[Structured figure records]
>>>>>

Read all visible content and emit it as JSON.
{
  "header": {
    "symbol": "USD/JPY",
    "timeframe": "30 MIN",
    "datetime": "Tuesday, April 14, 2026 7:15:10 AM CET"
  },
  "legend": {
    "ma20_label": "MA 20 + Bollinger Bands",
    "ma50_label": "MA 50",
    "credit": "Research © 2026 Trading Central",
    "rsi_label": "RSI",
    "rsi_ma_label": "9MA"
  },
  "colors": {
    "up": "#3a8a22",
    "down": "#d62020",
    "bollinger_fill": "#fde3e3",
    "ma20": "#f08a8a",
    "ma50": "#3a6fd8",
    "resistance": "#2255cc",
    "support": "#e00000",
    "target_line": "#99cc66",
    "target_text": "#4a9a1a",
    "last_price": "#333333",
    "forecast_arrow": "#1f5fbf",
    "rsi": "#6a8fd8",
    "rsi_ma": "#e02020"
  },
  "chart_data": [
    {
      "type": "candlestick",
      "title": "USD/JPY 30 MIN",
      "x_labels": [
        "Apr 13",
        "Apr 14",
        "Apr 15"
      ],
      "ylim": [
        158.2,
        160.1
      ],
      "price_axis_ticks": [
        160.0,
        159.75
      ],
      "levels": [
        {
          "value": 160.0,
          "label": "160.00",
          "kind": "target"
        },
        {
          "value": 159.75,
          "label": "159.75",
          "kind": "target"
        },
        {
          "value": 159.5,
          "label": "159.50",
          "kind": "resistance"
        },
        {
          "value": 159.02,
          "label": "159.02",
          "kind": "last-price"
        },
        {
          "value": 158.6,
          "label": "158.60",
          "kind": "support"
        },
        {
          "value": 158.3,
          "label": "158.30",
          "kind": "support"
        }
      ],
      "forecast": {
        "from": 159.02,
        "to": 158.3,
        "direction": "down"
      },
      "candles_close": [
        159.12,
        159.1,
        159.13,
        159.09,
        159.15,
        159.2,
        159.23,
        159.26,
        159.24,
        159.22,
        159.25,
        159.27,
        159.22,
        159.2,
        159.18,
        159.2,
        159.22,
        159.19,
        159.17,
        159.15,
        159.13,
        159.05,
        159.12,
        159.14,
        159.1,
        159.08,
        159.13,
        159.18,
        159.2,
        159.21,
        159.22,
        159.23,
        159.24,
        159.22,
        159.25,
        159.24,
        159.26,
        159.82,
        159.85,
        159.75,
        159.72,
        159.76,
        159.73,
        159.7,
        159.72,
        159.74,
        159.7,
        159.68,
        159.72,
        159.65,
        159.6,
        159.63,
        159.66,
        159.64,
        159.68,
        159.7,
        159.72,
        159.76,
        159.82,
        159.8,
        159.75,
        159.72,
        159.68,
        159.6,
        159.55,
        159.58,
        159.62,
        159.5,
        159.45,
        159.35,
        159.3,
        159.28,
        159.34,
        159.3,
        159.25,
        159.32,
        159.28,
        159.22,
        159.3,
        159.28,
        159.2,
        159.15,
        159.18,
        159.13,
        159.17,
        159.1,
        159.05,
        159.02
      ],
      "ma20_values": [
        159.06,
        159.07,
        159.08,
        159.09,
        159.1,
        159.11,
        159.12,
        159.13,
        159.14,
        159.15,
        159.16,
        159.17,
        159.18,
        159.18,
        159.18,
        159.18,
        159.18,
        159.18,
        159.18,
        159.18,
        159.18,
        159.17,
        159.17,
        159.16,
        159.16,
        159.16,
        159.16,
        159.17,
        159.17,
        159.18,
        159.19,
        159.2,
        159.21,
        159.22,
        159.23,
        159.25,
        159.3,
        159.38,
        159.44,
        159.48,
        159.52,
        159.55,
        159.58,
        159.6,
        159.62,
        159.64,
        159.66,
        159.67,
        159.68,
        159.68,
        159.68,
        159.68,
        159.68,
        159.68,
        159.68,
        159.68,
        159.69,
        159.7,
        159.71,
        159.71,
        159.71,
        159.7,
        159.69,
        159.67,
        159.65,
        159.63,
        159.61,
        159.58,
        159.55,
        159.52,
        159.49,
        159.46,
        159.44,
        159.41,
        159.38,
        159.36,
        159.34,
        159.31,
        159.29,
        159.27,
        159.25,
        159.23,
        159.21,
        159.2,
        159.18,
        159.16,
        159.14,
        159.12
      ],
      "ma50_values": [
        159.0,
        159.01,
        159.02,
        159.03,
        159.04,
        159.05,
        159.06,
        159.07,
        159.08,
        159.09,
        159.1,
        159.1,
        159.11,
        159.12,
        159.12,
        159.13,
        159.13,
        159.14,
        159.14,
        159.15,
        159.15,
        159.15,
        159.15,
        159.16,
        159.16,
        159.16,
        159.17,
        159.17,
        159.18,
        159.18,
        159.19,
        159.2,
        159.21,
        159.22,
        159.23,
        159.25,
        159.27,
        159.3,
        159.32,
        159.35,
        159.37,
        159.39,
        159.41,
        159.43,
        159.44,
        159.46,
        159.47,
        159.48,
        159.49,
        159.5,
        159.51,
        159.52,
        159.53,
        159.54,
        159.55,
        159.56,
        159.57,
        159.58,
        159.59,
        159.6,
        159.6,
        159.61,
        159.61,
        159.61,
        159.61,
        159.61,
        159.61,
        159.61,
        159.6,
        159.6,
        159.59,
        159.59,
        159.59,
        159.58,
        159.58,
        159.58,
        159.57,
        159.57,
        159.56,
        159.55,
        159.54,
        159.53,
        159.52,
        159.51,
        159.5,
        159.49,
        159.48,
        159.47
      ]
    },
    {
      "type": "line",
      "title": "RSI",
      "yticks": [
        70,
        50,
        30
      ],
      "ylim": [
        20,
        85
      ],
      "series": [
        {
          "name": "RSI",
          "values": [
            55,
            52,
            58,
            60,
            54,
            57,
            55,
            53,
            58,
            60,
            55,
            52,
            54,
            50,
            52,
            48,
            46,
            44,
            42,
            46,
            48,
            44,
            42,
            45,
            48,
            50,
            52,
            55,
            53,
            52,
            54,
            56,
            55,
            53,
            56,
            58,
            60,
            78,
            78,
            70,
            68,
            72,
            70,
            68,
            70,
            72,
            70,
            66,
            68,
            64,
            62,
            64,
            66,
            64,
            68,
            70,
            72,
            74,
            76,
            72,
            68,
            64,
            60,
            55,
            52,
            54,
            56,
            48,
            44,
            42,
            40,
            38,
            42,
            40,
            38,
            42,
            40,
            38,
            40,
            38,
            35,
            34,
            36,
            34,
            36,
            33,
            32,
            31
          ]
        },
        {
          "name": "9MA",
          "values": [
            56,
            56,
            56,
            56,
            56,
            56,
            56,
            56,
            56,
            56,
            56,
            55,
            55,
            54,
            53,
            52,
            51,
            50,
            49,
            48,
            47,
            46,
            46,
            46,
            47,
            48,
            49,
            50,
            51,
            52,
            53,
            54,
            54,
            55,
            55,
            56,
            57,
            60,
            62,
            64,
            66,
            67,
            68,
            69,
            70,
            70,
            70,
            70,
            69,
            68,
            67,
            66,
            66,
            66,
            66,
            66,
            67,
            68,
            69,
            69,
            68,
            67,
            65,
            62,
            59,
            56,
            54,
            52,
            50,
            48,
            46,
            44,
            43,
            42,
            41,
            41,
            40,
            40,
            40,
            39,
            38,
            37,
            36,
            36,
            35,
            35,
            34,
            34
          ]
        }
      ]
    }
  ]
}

<<<<<

PROBLEM TO SOLVE - The data above must be returned in full, exactly as written.

ANSWER TO THIS PROBLEM -
Read all visible content and emit it as JSON.
{
  "header": {
    "symbol": "USD/JPY",
    "timeframe": "30 MIN",
    "datetime": "Tuesday, April 14, 2026 7:15:10 AM CET"
  },
  "legend": {
    "ma20_label": "MA 20 + Bollinger Bands",
    "ma50_label": "MA 50",
    "credit": "Research © 2026 Trading Central",
    "rsi_label": "RSI",
    "rsi_ma_label": "9MA"
  },
  "colors": {
    "up": "#3a8a22",
    "down": "#d62020",
    "bollinger_fill": "#fde3e3",
    "ma20": "#f08a8a",
    "ma50": "#3a6fd8",
    "resistance": "#2255cc",
    "support": "#e00000",
    "target_line": "#99cc66",
    "target_text": "#4a9a1a",
    "last_price": "#333333",
    "forecast_arrow": "#1f5fbf",
    "rsi": "#6a8fd8",
    "rsi_ma": "#e02020"
  },
  "chart_data": [
    {
      "type": "candlestick",
      "title": "USD/JPY 30 MIN",
      "x_labels": [
        "Apr 13",
        "Apr 14",
        "Apr 15"
      ],
      "ylim": [
        158.2,
        160.1
      ],
      "price_axis_ticks": [
        160.0,
        159.75
      ],
      "levels": [
        {
          "value": 160.0,
          "label": "160.00",
          "kind": "target"
        },
        {
          "value": 159.75,
          "label": "159.75",
          "kind": "target"
        },
        {
          "value": 159.5,
          "label": "159.50",
          "kind": "resistance"
        },
        {
          "value": 159.02,
          "label": "159.02",
          "kind": "last-price"
        },
        {
          "value": 158.6,
          "label": "158.60",
          "kind": "support"
        },
        {
          "value": 158.3,
          "label": "158.30",
          "kind": "support"
        }
      ],
      "forecast": {
        "from": 159.02,
        "to": 158.3,
        "direction": "down"
      },
      "candles_close": [
        159.12,
        159.1,
        159.13,
        159.09,
        159.15,
        159.2,
        159.23,
        159.26,
        159.24,
        159.22,
        159.25,
        159.27,
        159.22,
        159.2,
        159.18,
        159.2,
        159.22,
        159.19,
        159.17,
        159.15,
        159.13,
        159.05,
        159.12,
        159.14,
        159.1,
        159.08,
        159.13,
        159.18,
        159.2,
        159.21,
        159.22,
        159.23,
        159.24,
        159.22,
        159.25,
        159.24,
        159.26,
        159.82,
        159.85,
        159.75,
        159.72,
        159.76,
        159.73,
        159.7,
        159.72,
        159.74,
        159.7,
        159.68,
        159.72,
        159.65,
        159.6,
        159.63,
        159.66,
        159.64,
        159.68,
        159.7,
        159.72,
        159.76,
        159.82,
        159.8,
        159.75,
        159.72,
        159.68,
        159.6,
        159.55,
        159.58,
        159.62,
        159.5,
        159.45,
        159.35,
        159.3,
        159.28,
        159.34,
        159.3,
        159.25,
        159.32,
        159.28,
        159.22,
        159.3,
        159.28,
        159.2,
        159.15,
        159.18,
        159.13,
        159.17,
        159.1,
        159.05,
        159.02
      ],
      "ma20_values": [
        159.06,
        159.07,
        159.08,
        159.09,
        159.1,
        159.11,
        159.12,
        159.13,
        159.14,
        159.15,
        159.16,
        159.17,
        159.18,
        159.18,
        159.18,
        159.18,
        159.18,
        159.18,
        159.18,
        159.18,
        159.18,
        159.17,
        159.17,
        159.16,
        159.16,
        159.16,
        159.16,
        159.17,
        159.17,
        159.18,
        159.19,
        159.2,
        159.21,
        159.22,
        159.23,
        159.25,
        159.3,
        159.38,
        159.44,
        159.48,
        159.52,
        159.55,
        159.58,
        159.6,
        159.62,
        159.64,
        159.66,
        159.67,
        159.68,
        159.68,
        159.68,
        159.68,
        159.68,
        159.68,
        159.68,
        159.68,
        159.69,
        159.7,
        159.71,
        159.71,
        159.71,
        159.7,
        159.69,
        159.67,
        159.65,
        159.63,
        159.61,
        159.58,
        159.55,
        159.52,
        159.49,
        159.46,
        159.44,
        159.41,
        159.38,
        159.36,
        159.34,
        159.31,
        159.29,
        159.27,
        159.25,
        159.23,
        159.21,
        159.2,
        159.18,
        159.16,
        159.14,
        159.12
      ],
      "ma50_values": [
        159.0,
        159.01,
        159.02,
        159.03,
        159.04,
        159.05,
        159.06,
        159.07,
        159.08,
        159.09,
        159.1,
        159.1,
        159.11,
        159.12,
        159.12,
        159.13,
        159.13,
        159.14,
        159.14,
        159.15,
        159.15,
        159.15,
        159.15,
        159.16,
        159.16,
        159.16,
        159.17,
        159.17,
        159.18,
        159.18,
        159.19,
        159.2,
        159.21,
        159.22,
        159.23,
        159.25,
        159.27,
        159.3,
        159.32,
        159.35,
        159.37,
        159.39,
        159.41,
        159.43,
        159.44,
        159.46,
        159.47,
        159.48,
        159.49,
        159.5,
        159.51,
        159.52,
        159.53,
        159.54,
        159.55,
        159.56,
        159.57,
        159.58,
        159.59,
        159.6,
        159.6,
        159.61,
        159.61,
        159.61,
        159.61,
        159.61,
        159.61,
        159.61,
        159.6,
        159.6,
        159.59,
        159.59,
        159.59,
        159.58,
        159.58,
        159.58,
        159.57,
        159.57,
        159.56,
        159.55,
        159.54,
        159.53,
        159.52,
        159.51,
        159.5,
        159.49,
        159.48,
        159.47
      ]
    },
    {
      "type": "line",
      "title": "RSI",
      "yticks": [
        70,
        50,
        30
      ],
      "ylim": [
        20,
        85
      ],
      "series": [
        {
          "name": "RSI",
          "values": [
            55,
            52,
            58,
            60,
            54,
            57,
            55,
            53,
            58,
            60,
            55,
            52,
            54,
            50,
            52,
            48,
            46,
            44,
            42,
            46,
            48,
            44,
            42,
            45,
            48,
            50,
            52,
            55,
            53,
            52,
            54,
            56,
            55,
            53,
            56,
            58,
            60,
            78,
            78,
            70,
            68,
            72,
            70,
            68,
            70,
            72,
            70,
            66,
            68,
            64,
            62,
            64,
            66,
            64,
            68,
            70,
            72,
            74,
            76,
            72,
            68,
            64,
            60,
            55,
            52,
            54,
            56,
            48,
            44,
            42,
            40,
            38,
            42,
            40,
            38,
            42,
            40,
            38,
            40,
            38,
            35,
            34,
            36,
            34,
            36,
            33,
            32,
            31
          ]
        },
        {
          "name": "9MA",
          "values": [
            56,
            56,
            56,
            56,
            56,
            56,
            56,
            56,
            56,
            56,
            56,
            55,
            55,
            54,
            53,
            52,
            51,
            50,
            49,
            48,
            47,
            46,
            46,
            46,
            47,
            48,
            49,
            50,
            51,
            52,
            53,
            54,
            54,
            55,
            55,
            56,
            57,
            60,
            62,
            64,
            66,
            67,
            68,
            69,
            70,
            70,
            70,
            70,
            69,
            68,
            67,
            66,
            66,
            66,
            66,
            66,
            67,
            68,
            69,
            69,
            68,
            67,
            65,
            62,
            59,
            56,
            54,
            52,
            50,
            48,
            46,
            44,
            43,
            42,
            41,
            41,
            40,
            40,
            40,
            39,
            38,
            37,
            36,
            36,
            35,
            35,
            34,
            34
          ]
        }
      ]
    }
  ]
}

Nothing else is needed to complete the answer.